** Exercise objective **
Every line holding the word "Einstellungen" counts once. Give the total, nothing more.

◇ ◇ ◇ ◇ ◇ ◇ ◇

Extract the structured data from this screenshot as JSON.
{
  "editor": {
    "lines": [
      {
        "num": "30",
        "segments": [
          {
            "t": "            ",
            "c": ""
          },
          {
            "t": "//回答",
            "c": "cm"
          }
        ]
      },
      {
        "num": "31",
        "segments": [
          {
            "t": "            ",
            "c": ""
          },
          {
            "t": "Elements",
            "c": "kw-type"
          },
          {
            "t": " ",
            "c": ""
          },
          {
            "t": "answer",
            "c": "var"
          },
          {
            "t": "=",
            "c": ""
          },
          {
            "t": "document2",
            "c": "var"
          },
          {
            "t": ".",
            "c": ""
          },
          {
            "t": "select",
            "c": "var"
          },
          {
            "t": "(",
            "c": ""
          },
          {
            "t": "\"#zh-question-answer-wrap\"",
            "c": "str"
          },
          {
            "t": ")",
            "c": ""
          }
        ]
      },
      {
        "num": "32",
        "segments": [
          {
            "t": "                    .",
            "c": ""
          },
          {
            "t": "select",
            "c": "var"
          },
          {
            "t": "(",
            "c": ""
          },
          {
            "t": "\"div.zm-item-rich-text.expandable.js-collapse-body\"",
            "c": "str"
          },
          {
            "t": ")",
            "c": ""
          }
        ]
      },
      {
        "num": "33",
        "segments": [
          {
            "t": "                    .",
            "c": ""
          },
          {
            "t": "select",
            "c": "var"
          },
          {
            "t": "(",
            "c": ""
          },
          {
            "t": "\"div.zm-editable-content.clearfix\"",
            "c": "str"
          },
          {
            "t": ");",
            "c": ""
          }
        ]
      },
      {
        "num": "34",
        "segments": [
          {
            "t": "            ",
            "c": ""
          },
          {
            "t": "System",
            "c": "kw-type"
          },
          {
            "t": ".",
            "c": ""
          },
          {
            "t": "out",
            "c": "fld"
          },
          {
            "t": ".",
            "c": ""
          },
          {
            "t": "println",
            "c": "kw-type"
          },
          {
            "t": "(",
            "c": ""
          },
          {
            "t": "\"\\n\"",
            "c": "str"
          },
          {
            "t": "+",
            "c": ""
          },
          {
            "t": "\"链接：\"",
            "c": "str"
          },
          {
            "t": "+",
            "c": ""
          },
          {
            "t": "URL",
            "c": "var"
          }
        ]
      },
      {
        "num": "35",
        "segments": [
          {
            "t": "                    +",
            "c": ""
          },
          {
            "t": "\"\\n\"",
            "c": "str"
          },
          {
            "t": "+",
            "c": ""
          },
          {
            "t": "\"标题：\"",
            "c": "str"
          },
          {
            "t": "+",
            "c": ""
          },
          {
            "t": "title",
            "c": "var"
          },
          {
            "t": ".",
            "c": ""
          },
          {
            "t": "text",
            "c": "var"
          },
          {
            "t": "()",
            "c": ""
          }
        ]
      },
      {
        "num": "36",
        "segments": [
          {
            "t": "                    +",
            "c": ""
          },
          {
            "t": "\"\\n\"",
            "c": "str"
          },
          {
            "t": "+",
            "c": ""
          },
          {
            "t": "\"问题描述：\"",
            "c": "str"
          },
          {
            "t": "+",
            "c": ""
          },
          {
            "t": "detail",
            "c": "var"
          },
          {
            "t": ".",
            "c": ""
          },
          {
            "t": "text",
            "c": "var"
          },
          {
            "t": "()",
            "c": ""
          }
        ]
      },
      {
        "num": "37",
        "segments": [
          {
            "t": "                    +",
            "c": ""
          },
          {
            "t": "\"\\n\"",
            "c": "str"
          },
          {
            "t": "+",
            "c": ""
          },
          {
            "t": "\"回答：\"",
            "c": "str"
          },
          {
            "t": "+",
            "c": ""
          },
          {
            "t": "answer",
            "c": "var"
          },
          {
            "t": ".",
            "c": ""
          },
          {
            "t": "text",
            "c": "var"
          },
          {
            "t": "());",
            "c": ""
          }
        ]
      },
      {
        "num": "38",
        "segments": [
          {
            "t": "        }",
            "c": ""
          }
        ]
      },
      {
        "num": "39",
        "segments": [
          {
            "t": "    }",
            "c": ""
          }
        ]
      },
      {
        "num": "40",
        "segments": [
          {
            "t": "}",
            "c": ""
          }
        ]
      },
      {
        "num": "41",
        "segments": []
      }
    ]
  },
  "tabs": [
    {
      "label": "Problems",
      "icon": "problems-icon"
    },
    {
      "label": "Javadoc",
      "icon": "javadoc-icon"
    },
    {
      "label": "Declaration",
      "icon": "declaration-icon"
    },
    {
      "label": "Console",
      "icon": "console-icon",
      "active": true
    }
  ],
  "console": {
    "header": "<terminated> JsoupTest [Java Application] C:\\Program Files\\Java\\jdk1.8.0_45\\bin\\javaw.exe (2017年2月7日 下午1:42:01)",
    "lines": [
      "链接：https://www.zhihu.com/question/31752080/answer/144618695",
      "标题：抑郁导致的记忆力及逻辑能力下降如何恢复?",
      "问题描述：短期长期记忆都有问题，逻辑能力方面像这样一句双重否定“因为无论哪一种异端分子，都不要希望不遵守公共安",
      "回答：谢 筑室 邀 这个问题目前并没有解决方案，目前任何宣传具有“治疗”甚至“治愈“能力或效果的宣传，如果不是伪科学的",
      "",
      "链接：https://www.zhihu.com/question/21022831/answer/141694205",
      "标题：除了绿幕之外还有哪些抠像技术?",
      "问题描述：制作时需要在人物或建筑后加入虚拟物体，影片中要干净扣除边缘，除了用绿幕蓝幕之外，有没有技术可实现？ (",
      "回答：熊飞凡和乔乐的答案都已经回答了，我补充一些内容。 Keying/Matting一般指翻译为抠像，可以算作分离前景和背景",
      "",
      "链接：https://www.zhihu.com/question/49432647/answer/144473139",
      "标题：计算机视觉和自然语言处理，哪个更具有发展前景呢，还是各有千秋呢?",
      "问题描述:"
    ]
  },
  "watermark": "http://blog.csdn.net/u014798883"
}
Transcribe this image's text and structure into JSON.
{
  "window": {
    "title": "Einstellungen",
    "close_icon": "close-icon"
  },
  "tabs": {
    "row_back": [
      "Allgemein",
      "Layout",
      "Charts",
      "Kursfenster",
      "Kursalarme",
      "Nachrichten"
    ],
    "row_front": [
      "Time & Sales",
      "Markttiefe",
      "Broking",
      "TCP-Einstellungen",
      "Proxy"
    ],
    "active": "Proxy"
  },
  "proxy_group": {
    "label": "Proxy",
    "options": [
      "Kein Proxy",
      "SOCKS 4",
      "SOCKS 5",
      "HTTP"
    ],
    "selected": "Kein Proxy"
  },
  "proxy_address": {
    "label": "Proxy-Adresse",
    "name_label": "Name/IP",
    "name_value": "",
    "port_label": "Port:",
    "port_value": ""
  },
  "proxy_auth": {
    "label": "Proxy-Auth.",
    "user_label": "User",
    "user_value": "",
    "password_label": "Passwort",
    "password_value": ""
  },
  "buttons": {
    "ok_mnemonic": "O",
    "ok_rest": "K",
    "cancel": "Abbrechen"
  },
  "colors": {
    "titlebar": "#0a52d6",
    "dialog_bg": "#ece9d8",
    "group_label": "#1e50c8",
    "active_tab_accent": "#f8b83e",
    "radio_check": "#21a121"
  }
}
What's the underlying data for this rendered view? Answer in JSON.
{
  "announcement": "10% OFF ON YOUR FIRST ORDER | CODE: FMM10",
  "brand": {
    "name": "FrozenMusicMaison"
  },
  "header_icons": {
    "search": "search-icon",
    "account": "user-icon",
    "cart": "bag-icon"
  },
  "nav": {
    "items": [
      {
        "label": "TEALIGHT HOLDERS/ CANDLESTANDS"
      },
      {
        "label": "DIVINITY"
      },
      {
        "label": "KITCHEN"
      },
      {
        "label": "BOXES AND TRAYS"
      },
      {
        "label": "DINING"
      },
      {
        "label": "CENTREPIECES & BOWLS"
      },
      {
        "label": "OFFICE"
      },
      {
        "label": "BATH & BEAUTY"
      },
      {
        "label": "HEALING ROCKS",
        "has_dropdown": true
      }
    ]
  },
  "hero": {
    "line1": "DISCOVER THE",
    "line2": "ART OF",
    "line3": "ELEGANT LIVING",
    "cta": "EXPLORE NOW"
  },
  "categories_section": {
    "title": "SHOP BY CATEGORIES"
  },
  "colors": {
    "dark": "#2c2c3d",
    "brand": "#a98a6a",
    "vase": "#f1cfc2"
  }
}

◇ ◇ ◇ ◇ ◇ ◇ ◇

** Correct response **
2